## start MATERIAL FOR THIS EXERCISE

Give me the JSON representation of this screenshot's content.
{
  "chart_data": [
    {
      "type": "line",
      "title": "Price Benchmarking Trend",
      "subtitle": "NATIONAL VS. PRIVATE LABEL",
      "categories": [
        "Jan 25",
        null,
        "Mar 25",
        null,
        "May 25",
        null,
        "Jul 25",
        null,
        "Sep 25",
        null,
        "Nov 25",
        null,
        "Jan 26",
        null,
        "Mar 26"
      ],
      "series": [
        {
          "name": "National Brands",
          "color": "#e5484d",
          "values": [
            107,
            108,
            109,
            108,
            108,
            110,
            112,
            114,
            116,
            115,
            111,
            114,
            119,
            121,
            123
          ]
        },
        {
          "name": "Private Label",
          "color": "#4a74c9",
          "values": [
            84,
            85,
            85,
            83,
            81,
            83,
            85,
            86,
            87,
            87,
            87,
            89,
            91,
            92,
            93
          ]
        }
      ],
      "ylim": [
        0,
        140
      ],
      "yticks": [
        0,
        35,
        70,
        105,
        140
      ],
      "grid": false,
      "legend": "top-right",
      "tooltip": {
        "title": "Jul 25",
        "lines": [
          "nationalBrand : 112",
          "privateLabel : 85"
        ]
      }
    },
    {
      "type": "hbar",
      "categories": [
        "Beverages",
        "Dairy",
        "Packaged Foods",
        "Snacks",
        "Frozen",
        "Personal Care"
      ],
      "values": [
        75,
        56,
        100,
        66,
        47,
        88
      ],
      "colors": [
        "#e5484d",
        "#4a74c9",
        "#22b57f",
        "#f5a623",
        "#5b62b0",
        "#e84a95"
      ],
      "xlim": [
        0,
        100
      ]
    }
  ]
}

## end MATERIAL FOR THIS EXERCISE

- _EXERCISE BRIEF_
In the listing above, count each line that holds the string "name". Give the number only.

- _ANSWER FOR THE TASK_
2